* _DATA FOR THIS TASK_

## BEGIN

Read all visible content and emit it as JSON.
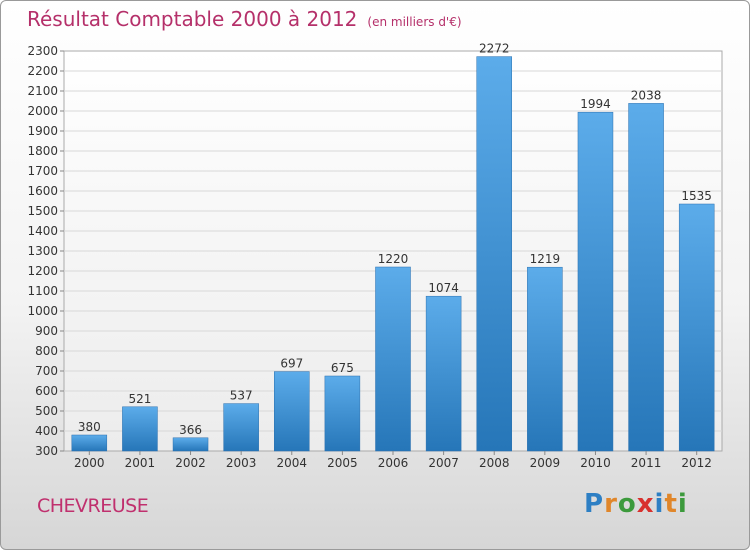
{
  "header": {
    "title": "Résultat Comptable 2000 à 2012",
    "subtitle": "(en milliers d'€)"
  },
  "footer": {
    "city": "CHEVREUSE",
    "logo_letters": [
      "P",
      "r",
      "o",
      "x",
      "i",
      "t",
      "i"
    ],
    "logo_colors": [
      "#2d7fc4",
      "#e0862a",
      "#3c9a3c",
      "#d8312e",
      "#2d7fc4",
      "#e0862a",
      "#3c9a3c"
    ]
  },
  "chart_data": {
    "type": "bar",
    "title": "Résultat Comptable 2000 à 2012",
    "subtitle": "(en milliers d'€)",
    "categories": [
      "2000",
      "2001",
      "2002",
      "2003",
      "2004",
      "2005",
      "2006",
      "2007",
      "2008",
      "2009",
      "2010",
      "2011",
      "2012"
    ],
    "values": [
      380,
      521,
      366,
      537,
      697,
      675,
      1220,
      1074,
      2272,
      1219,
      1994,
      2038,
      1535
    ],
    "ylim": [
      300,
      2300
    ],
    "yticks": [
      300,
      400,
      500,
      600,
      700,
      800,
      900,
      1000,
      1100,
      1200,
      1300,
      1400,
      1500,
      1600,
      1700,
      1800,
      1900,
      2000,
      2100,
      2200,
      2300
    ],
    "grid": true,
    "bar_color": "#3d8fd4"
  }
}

## END

Which lines hold the string "milliers"? Copy all of them from the data above.

    "subtitle": "(en milliers d'€)"
    "subtitle": "(en milliers d'€)",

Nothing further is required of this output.